Dataset excerpts
○ ○ ○

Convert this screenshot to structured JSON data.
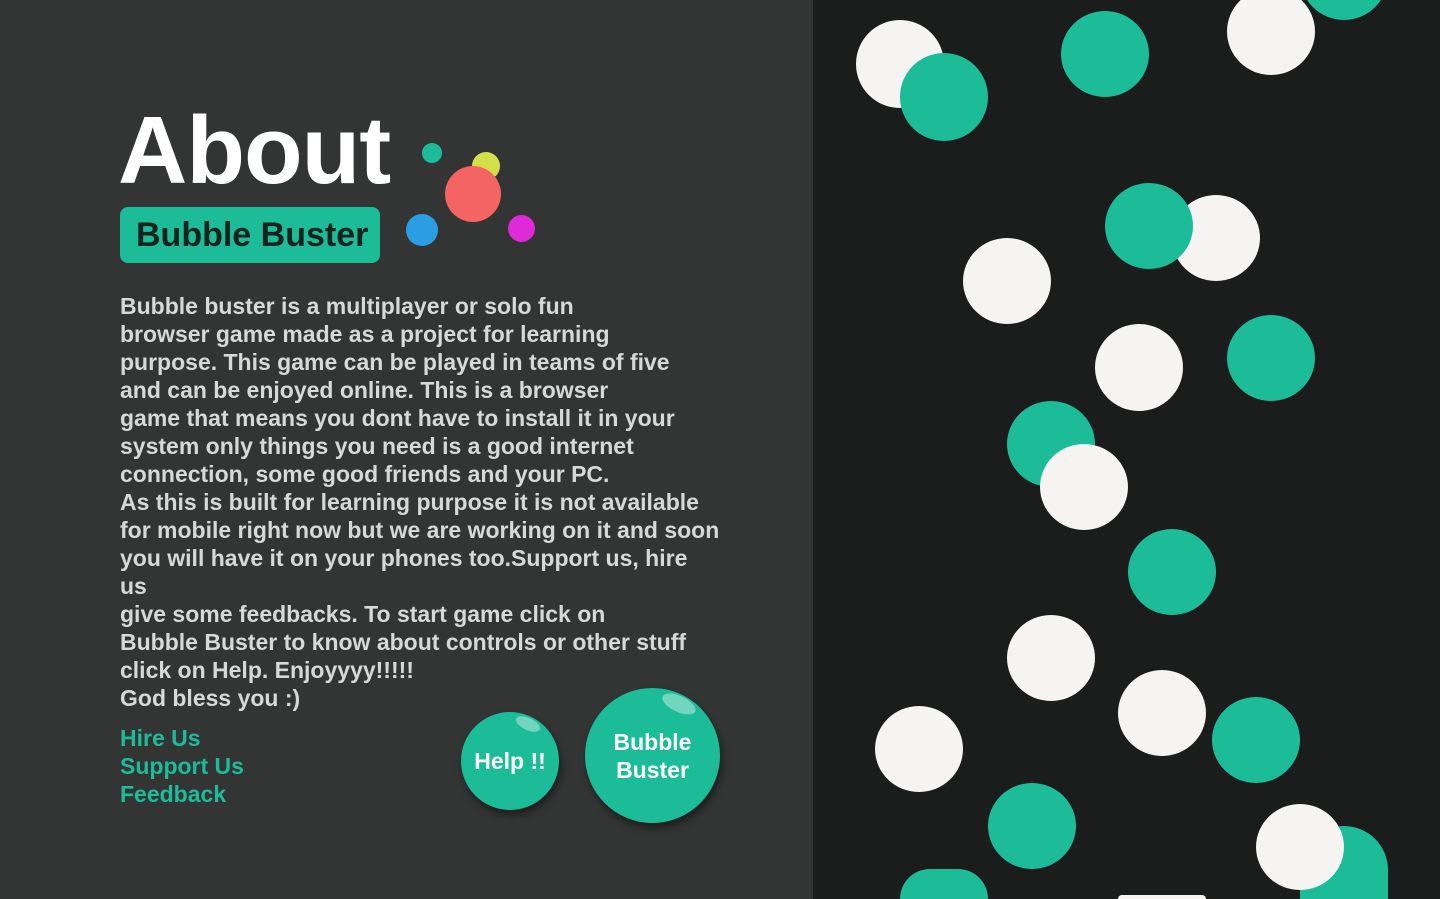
{
  "title": "About",
  "badge": "Bubble Buster",
  "description": "Bubble buster is a  multiplayer or solo fun\nbrowser game made as a project for learning\npurpose. This game can be played in teams of five\nand can be enjoyed online. This is a browser\ngame that means  you dont have to install it in your\nsystem only things you need is a good internet\nconnection, some good friends and your PC.\nAs this is built for learning purpose  it is not available\nfor mobile right now but we are working on it and soon\nyou will have it on your phones too.Support us, hire us\ngive some feedbacks.  To start game click on\nBubble Buster to know about controls or other stuff\nclick on Help. Enjoyyyy!!!!!\nGod bless you :)",
  "links": {
    "hire": "Hire Us",
    "support": "Support Us",
    "feedback": "Feedback"
  },
  "buttons": {
    "help": "Help !!",
    "play": "Bubble\nBuster"
  },
  "colors": {
    "accent": "#1cbc98",
    "left_background": "#333534",
    "right_background": "#1b1c1c",
    "bubble_white": "#f5f4f2",
    "logo_dots": [
      "#1cbc98",
      "#d4e04a",
      "#f36462",
      "#2b9de3",
      "#de2ad8"
    ]
  }
}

○ ○ ○

The listing above must be printed again exactly, minus its pictures.

Convert this screenshot to structured JSON data.
{
  "title": "About",
  "badge": "Bubble Buster",
  "description": "Bubble buster is a  multiplayer or solo fun\nbrowser game made as a project for learning\npurpose. This game can be played in teams of five\nand can be enjoyed online. This is a browser\ngame that means  you dont have to install it in your\nsystem only things you need is a good internet\nconnection, some good friends and your PC.\nAs this is built for learning purpose  it is not available\nfor mobile right now but we are working on it and soon\nyou will have it on your phones too.Support us, hire us\ngive some feedbacks.  To start game click on\nBubble Buster to know about controls or other stuff\nclick on Help. Enjoyyyy!!!!!\nGod bless you :)",
  "links": {
    "hire": "Hire Us",
    "support": "Support Us",
    "feedback": "Feedback"
  },
  "buttons": {
    "help": "Help !!",
    "play": "Bubble\nBuster"
  },
  "colors": {
    "accent": "#1cbc98",
    "left_background": "#333534",
    "right_background": "#1b1c1c",
    "bubble_white": "#f5f4f2",
    "logo_dots": [
      "#1cbc98",
      "#d4e04a",
      "#f36462",
      "#2b9de3",
      "#de2ad8"
    ]
  }
}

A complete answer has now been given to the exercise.